Request
Tally the lines containing the word "background" and give the total alone.
═══ Input material ═══
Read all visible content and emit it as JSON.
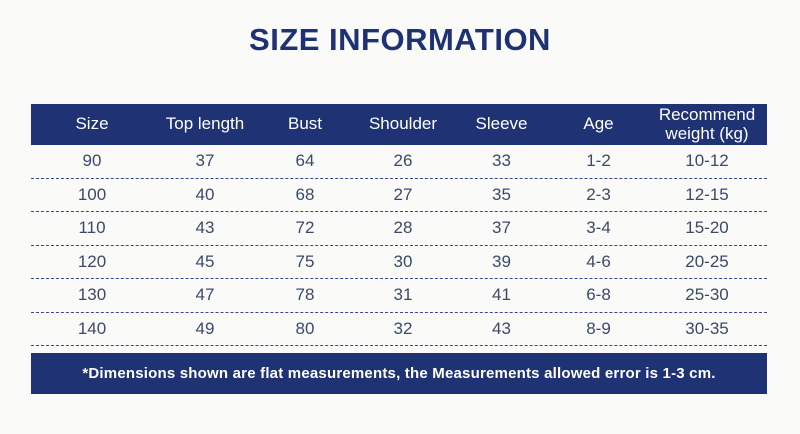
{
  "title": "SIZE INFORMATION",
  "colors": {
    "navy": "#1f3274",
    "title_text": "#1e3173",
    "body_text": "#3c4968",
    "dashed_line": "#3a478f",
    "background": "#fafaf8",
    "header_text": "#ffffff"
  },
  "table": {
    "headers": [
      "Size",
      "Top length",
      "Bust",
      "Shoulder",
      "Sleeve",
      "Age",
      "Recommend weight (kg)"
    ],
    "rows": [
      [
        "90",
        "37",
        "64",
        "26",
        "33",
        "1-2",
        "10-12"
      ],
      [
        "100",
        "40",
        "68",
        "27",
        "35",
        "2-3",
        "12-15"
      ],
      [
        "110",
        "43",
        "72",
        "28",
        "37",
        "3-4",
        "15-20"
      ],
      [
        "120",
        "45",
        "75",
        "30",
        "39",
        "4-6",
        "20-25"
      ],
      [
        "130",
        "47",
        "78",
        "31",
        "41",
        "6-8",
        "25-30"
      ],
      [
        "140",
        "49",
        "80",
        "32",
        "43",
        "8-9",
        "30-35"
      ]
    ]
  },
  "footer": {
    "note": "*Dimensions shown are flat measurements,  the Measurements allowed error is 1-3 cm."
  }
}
═══
═══ Input material ═══
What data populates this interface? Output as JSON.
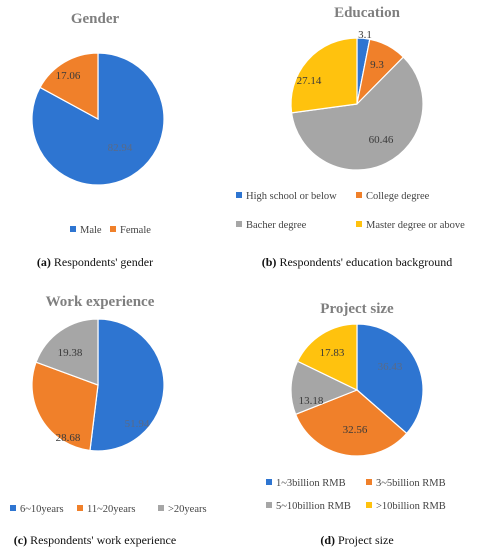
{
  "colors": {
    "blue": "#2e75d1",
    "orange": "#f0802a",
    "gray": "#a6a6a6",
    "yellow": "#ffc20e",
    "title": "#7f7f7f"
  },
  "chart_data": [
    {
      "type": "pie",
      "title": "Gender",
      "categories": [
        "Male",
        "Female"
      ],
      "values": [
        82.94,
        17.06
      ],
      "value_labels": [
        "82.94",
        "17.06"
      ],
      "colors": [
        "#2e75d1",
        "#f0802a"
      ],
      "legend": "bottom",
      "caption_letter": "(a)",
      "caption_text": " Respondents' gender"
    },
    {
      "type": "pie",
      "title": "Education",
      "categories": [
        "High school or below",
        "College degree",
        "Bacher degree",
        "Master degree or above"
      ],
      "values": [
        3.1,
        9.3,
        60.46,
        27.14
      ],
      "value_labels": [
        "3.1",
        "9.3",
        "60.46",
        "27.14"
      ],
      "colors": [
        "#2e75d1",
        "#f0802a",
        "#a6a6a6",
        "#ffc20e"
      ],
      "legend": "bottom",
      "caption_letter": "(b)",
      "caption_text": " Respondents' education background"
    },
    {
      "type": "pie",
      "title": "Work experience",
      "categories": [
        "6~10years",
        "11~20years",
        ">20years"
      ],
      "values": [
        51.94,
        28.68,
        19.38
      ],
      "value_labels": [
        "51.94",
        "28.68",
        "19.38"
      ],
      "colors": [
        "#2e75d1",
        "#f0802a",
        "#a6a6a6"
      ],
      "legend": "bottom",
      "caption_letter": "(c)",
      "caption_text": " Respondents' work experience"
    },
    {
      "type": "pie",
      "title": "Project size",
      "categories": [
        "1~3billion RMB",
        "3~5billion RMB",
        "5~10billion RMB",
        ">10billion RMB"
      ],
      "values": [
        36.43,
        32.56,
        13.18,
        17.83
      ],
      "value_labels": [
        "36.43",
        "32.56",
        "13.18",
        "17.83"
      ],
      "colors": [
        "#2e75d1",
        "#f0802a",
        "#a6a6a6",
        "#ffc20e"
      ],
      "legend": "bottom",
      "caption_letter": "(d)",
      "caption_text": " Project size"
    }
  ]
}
═══
═══ Input material ═══
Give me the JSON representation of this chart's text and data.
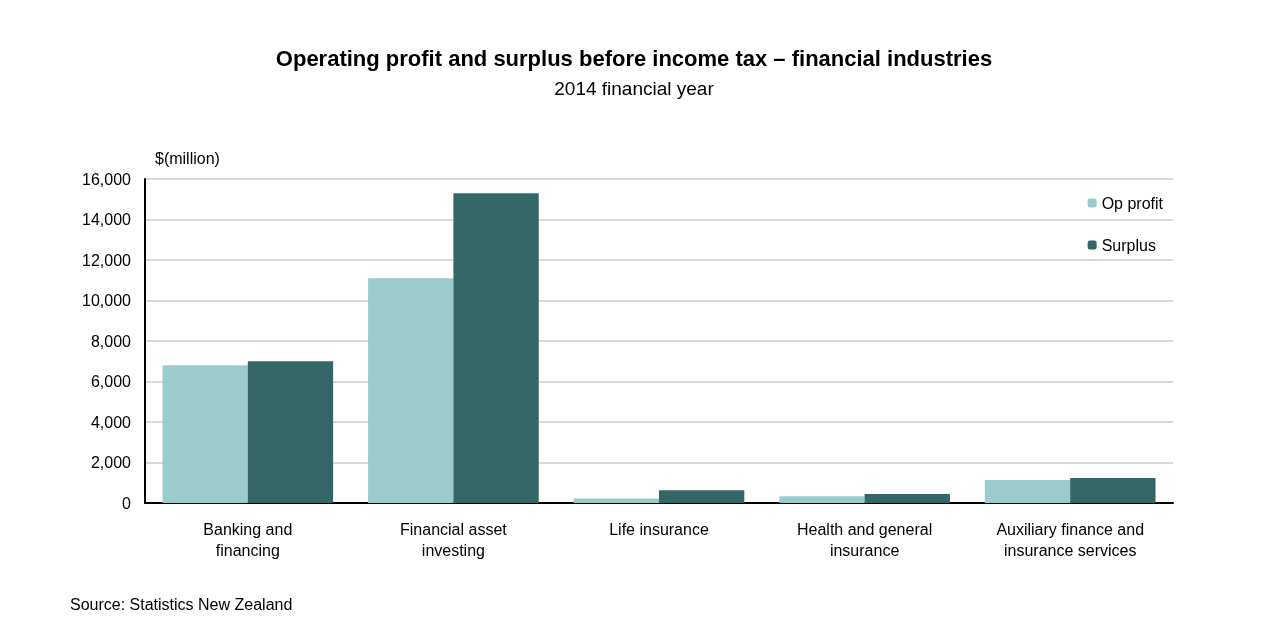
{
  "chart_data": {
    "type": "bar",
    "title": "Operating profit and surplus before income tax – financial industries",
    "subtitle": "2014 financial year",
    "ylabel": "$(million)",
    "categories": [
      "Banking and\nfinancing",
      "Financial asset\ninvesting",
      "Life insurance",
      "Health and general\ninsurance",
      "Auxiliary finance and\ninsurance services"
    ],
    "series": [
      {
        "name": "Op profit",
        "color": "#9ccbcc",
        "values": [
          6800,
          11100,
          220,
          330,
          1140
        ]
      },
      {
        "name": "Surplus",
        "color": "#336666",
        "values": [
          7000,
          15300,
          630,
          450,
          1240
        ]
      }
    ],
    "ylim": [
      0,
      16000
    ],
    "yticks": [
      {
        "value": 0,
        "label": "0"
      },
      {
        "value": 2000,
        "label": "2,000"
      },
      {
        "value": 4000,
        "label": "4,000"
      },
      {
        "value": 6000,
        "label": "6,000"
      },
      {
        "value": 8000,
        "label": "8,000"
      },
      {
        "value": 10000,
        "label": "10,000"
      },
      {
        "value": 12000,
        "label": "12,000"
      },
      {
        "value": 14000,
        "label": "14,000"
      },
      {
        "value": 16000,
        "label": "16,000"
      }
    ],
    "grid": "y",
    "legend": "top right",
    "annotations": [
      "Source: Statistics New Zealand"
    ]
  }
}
═══
Exercise result
2